### LISTED RECORDS
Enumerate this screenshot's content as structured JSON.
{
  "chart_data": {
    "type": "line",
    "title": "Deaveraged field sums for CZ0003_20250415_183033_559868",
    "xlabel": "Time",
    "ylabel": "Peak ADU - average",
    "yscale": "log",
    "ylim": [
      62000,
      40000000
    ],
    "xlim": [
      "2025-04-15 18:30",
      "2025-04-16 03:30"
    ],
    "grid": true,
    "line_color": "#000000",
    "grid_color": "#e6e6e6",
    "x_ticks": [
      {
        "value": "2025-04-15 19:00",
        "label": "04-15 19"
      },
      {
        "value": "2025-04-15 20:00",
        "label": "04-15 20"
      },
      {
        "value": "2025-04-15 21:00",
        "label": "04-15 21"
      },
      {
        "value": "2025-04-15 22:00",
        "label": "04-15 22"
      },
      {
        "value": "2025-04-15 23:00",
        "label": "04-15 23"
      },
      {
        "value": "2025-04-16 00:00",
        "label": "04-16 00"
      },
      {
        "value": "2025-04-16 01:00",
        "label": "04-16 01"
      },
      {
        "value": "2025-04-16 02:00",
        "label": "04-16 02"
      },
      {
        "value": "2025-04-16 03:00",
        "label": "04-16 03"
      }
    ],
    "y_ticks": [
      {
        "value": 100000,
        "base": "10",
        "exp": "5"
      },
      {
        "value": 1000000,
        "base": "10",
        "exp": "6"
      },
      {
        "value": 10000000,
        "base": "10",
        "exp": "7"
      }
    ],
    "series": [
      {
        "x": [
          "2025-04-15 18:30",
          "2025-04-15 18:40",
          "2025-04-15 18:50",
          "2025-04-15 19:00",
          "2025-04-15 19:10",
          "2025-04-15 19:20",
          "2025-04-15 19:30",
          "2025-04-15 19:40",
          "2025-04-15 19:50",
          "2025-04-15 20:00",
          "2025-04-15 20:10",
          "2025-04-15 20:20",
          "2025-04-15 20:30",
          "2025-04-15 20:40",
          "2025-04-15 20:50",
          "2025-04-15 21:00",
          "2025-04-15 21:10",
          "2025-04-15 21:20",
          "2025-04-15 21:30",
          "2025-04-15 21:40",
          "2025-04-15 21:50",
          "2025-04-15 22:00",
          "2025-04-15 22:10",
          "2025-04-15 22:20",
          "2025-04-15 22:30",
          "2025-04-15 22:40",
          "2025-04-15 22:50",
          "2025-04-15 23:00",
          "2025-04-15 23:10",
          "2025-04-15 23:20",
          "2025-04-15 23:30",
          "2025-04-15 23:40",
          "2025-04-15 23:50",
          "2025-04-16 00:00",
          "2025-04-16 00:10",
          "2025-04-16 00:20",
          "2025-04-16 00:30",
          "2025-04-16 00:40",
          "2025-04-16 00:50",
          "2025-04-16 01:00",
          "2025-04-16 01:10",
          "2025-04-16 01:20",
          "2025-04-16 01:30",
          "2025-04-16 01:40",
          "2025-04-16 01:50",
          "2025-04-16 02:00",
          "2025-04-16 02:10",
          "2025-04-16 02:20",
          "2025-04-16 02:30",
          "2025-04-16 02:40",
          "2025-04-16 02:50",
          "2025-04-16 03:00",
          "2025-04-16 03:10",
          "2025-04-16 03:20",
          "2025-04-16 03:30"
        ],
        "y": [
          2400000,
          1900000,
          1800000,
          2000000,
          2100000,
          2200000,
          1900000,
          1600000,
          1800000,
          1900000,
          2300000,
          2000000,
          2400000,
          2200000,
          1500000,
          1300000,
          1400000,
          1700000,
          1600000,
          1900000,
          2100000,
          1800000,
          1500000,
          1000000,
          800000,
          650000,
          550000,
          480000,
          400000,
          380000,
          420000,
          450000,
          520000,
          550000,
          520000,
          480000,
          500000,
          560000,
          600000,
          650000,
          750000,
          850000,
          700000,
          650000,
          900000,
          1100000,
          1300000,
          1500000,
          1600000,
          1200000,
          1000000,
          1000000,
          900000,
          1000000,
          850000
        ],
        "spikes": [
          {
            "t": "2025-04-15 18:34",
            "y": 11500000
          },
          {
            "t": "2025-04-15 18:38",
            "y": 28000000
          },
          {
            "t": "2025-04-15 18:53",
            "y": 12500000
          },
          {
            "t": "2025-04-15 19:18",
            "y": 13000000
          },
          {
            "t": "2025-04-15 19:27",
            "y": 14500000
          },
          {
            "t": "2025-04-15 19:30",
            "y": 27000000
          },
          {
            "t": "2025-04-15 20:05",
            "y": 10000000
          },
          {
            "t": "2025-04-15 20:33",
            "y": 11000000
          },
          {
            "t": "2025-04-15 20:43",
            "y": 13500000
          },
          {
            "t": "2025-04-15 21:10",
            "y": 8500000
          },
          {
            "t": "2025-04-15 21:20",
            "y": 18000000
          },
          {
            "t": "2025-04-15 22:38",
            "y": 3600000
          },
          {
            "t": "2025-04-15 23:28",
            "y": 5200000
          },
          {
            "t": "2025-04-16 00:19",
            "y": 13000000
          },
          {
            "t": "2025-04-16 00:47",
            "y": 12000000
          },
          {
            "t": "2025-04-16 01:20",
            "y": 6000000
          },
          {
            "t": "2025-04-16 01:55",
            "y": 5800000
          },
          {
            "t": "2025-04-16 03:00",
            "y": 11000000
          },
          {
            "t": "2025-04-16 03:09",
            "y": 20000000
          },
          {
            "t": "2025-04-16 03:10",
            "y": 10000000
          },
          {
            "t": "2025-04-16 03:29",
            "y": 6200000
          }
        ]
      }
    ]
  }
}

### SHORT PROBLEM
Repeat every line of the material exactly as given.

### FINISHED ANSWER
Enumerate this screenshot's content as structured JSON.
{
  "chart_data": {
    "type": "line",
    "title": "Deaveraged field sums for CZ0003_20250415_183033_559868",
    "xlabel": "Time",
    "ylabel": "Peak ADU - average",
    "yscale": "log",
    "ylim": [
      62000,
      40000000
    ],
    "xlim": [
      "2025-04-15 18:30",
      "2025-04-16 03:30"
    ],
    "grid": true,
    "line_color": "#000000",
    "grid_color": "#e6e6e6",
    "x_ticks": [
      {
        "value": "2025-04-15 19:00",
        "label": "04-15 19"
      },
      {
        "value": "2025-04-15 20:00",
        "label": "04-15 20"
      },
      {
        "value": "2025-04-15 21:00",
        "label": "04-15 21"
      },
      {
        "value": "2025-04-15 22:00",
        "label": "04-15 22"
      },
      {
        "value": "2025-04-15 23:00",
        "label": "04-15 23"
      },
      {
        "value": "2025-04-16 00:00",
        "label": "04-16 00"
      },
      {
        "value": "2025-04-16 01:00",
        "label": "04-16 01"
      },
      {
        "value": "2025-04-16 02:00",
        "label": "04-16 02"
      },
      {
        "value": "2025-04-16 03:00",
        "label": "04-16 03"
      }
    ],
    "y_ticks": [
      {
        "value": 100000,
        "base": "10",
        "exp": "5"
      },
      {
        "value": 1000000,
        "base": "10",
        "exp": "6"
      },
      {
        "value": 10000000,
        "base": "10",
        "exp": "7"
      }
    ],
    "series": [
      {
        "x": [
          "2025-04-15 18:30",
          "2025-04-15 18:40",
          "2025-04-15 18:50",
          "2025-04-15 19:00",
          "2025-04-15 19:10",
          "2025-04-15 19:20",
          "2025-04-15 19:30",
          "2025-04-15 19:40",
          "2025-04-15 19:50",
          "2025-04-15 20:00",
          "2025-04-15 20:10",
          "2025-04-15 20:20",
          "2025-04-15 20:30",
          "2025-04-15 20:40",
          "2025-04-15 20:50",
          "2025-04-15 21:00",
          "2025-04-15 21:10",
          "2025-04-15 21:20",
          "2025-04-15 21:30",
          "2025-04-15 21:40",
          "2025-04-15 21:50",
          "2025-04-15 22:00",
          "2025-04-15 22:10",
          "2025-04-15 22:20",
          "2025-04-15 22:30",
          "2025-04-15 22:40",
          "2025-04-15 22:50",
          "2025-04-15 23:00",
          "2025-04-15 23:10",
          "2025-04-15 23:20",
          "2025-04-15 23:30",
          "2025-04-15 23:40",
          "2025-04-15 23:50",
          "2025-04-16 00:00",
          "2025-04-16 00:10",
          "2025-04-16 00:20",
          "2025-04-16 00:30",
          "2025-04-16 00:40",
          "2025-04-16 00:50",
          "2025-04-16 01:00",
          "2025-04-16 01:10",
          "2025-04-16 01:20",
          "2025-04-16 01:30",
          "2025-04-16 01:40",
          "2025-04-16 01:50",
          "2025-04-16 02:00",
          "2025-04-16 02:10",
          "2025-04-16 02:20",
          "2025-04-16 02:30",
          "2025-04-16 02:40",
          "2025-04-16 02:50",
          "2025-04-16 03:00",
          "2025-04-16 03:10",
          "2025-04-16 03:20",
          "2025-04-16 03:30"
        ],
        "y": [
          2400000,
          1900000,
          1800000,
          2000000,
          2100000,
          2200000,
          1900000,
          1600000,
          1800000,
          1900000,
          2300000,
          2000000,
          2400000,
          2200000,
          1500000,
          1300000,
          1400000,
          1700000,
          1600000,
          1900000,
          2100000,
          1800000,
          1500000,
          1000000,
          800000,
          650000,
          550000,
          480000,
          400000,
          380000,
          420000,
          450000,
          520000,
          550000,
          520000,
          480000,
          500000,
          560000,
          600000,
          650000,
          750000,
          850000,
          700000,
          650000,
          900000,
          1100000,
          1300000,
          1500000,
          1600000,
          1200000,
          1000000,
          1000000,
          900000,
          1000000,
          850000
        ],
        "spikes": [
          {
            "t": "2025-04-15 18:34",
            "y": 11500000
          },
          {
            "t": "2025-04-15 18:38",
            "y": 28000000
          },
          {
            "t": "2025-04-15 18:53",
            "y": 12500000
          },
          {
            "t": "2025-04-15 19:18",
            "y": 13000000
          },
          {
            "t": "2025-04-15 19:27",
            "y": 14500000
          },
          {
            "t": "2025-04-15 19:30",
            "y": 27000000
          },
          {
            "t": "2025-04-15 20:05",
            "y": 10000000
          },
          {
            "t": "2025-04-15 20:33",
            "y": 11000000
          },
          {
            "t": "2025-04-15 20:43",
            "y": 13500000
          },
          {
            "t": "2025-04-15 21:10",
            "y": 8500000
          },
          {
            "t": "2025-04-15 21:20",
            "y": 18000000
          },
          {
            "t": "2025-04-15 22:38",
            "y": 3600000
          },
          {
            "t": "2025-04-15 23:28",
            "y": 5200000
          },
          {
            "t": "2025-04-16 00:19",
            "y": 13000000
          },
          {
            "t": "2025-04-16 00:47",
            "y": 12000000
          },
          {
            "t": "2025-04-16 01:20",
            "y": 6000000
          },
          {
            "t": "2025-04-16 01:55",
            "y": 5800000
          },
          {
            "t": "2025-04-16 03:00",
            "y": 11000000
          },
          {
            "t": "2025-04-16 03:09",
            "y": 20000000
          },
          {
            "t": "2025-04-16 03:10",
            "y": 10000000
          },
          {
            "t": "2025-04-16 03:29",
            "y": 6200000
          }
        ]
      }
    ]
  }
}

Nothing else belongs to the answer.